» Short exercise:
Output the data exactly, with every line intact.

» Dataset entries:
** begin **
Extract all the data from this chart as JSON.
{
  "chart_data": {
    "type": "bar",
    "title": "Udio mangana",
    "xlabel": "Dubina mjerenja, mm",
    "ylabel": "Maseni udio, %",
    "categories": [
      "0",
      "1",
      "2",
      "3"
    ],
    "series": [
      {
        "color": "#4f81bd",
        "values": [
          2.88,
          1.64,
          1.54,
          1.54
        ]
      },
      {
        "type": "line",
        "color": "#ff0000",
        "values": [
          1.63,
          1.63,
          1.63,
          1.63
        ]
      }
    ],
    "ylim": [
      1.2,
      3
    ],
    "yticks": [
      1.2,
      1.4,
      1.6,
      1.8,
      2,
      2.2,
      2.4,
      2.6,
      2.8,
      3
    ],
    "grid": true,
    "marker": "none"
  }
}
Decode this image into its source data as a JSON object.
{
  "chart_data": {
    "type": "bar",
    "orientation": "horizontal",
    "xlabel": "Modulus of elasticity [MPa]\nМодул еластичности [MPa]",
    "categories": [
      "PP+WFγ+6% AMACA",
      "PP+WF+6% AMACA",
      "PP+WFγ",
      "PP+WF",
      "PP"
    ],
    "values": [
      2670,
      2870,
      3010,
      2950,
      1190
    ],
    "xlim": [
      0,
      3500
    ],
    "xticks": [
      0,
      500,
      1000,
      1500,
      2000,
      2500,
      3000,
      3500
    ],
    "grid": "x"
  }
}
** end **
» Solution to the exercise:
Extract all the data from this chart as JSON.
{
  "chart_data": {
    "type": "bar",
    "title": "Udio mangana",
    "xlabel": "Dubina mjerenja, mm",
    "ylabel": "Maseni udio, %",
    "categories": [
      "0",
      "1",
      "2",
      "3"
    ],
    "series": [
      {
        "color": "#4f81bd",
        "values": [
          2.88,
          1.64,
          1.54,
          1.54
        ]
      },
      {
        "type": "line",
        "color": "#ff0000",
        "values": [
          1.63,
          1.63,
          1.63,
          1.63
        ]
      }
    ],
    "ylim": [
      1.2,
      3
    ],
    "yticks": [
      1.2,
      1.4,
      1.6,
      1.8,
      2,
      2.2,
      2.4,
      2.6,
      2.8,
      3
    ],
    "grid": true,
    "marker": "none"
  }
}
Decode this image into its source data as a JSON object.
{
  "chart_data": {
    "type": "bar",
    "orientation": "horizontal",
    "xlabel": "Modulus of elasticity [MPa]\nМодул еластичности [MPa]",
    "categories": [
      "PP+WFγ+6% AMACA",
      "PP+WF+6% AMACA",
      "PP+WFγ",
      "PP+WF",
      "PP"
    ],
    "values": [
      2670,
      2870,
      3010,
      2950,
      1190
    ],
    "xlim": [
      0,
      3500
    ],
    "xticks": [
      0,
      500,
      1000,
      1500,
      2000,
      2500,
      3000,
      3500
    ],
    "grid": "x"
  }
}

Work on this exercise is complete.